## begin

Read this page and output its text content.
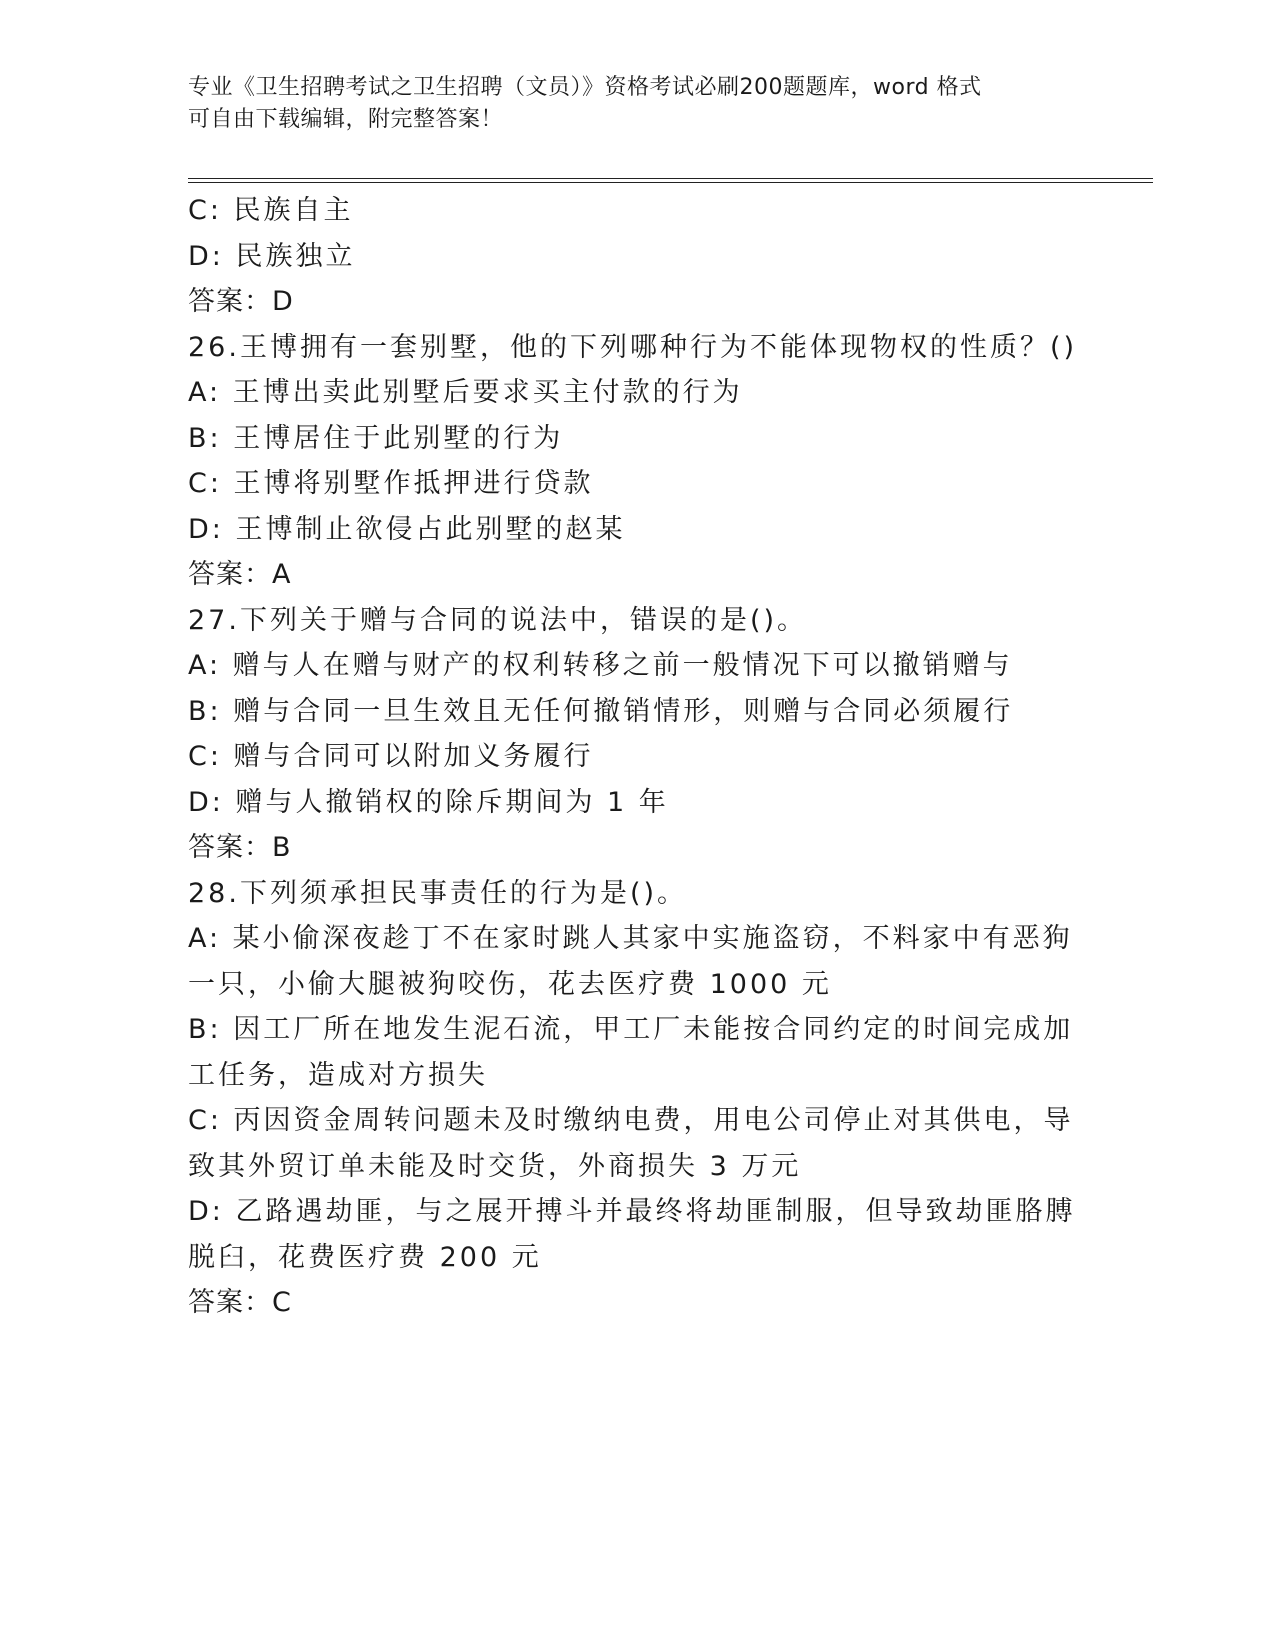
专业《卫生招聘考试之卫生招聘（文员）》资格考试必刷200题题库，word 格式
可自由下载编辑，附完整答案！
C: 民族自主
D: 民族独立
答案：D
26.王博拥有一套别墅，他的下列哪种行为不能体现物权的性质？()
A: 王博出卖此别墅后要求买主付款的行为
B: 王博居住于此别墅的行为
C: 王博将别墅作抵押进行贷款
D: 王博制止欲侵占此别墅的赵某
答案：A
27.下列关于赠与合同的说法中，错误的是()。
A: 赠与人在赠与财产的权利转移之前一般情况下可以撤销赠与
B: 赠与合同一旦生效且无任何撤销情形，则赠与合同必须履行
C: 赠与合同可以附加义务履行
D: 赠与人撤销权的除斥期间为 1 年
答案：B
28.下列须承担民事责任的行为是()。
A: 某小偷深夜趁丁不在家时跳人其家中实施盗窃，不料家中有恶狗一只，小偷大腿被狗咬伤，花去医疗费 1000 元
B: 因工厂所在地发生泥石流，甲工厂未能按合同约定的时间完成加工任务，造成对方损失
C: 丙因资金周转问题未及时缴纳电费，用电公司停止对其供电，导致其外贸订单未能及时交货，外商损失 3 万元
D: 乙路遇劫匪，与之展开搏斗并最终将劫匪制服，但导致劫匪胳膊脱臼，花费医疗费 200 元
答案：C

## end

Write out the entries above verbatim; the pictures do not belong in your copy.

◆ Answer to the problem ◆
Read this page and output its text content.
专业《卫生招聘考试之卫生招聘（文员）》资格考试必刷200题题库，word 格式
可自由下载编辑，附完整答案！
C: 民族自主
D: 民族独立
答案：D
26.王博拥有一套别墅，他的下列哪种行为不能体现物权的性质？()
A: 王博出卖此别墅后要求买主付款的行为
B: 王博居住于此别墅的行为
C: 王博将别墅作抵押进行贷款
D: 王博制止欲侵占此别墅的赵某
答案：A
27.下列关于赠与合同的说法中，错误的是()。
A: 赠与人在赠与财产的权利转移之前一般情况下可以撤销赠与
B: 赠与合同一旦生效且无任何撤销情形，则赠与合同必须履行
C: 赠与合同可以附加义务履行
D: 赠与人撤销权的除斥期间为 1 年
答案：B
28.下列须承担民事责任的行为是()。
A: 某小偷深夜趁丁不在家时跳人其家中实施盗窃，不料家中有恶狗一只，小偷大腿被狗咬伤，花去医疗费 1000 元
B: 因工厂所在地发生泥石流，甲工厂未能按合同约定的时间完成加工任务，造成对方损失
C: 丙因资金周转问题未及时缴纳电费，用电公司停止对其供电，导致其外贸订单未能及时交货，外商损失 3 万元
D: 乙路遇劫匪，与之展开搏斗并最终将劫匪制服，但导致劫匪胳膊脱臼，花费医疗费 200 元
答案：C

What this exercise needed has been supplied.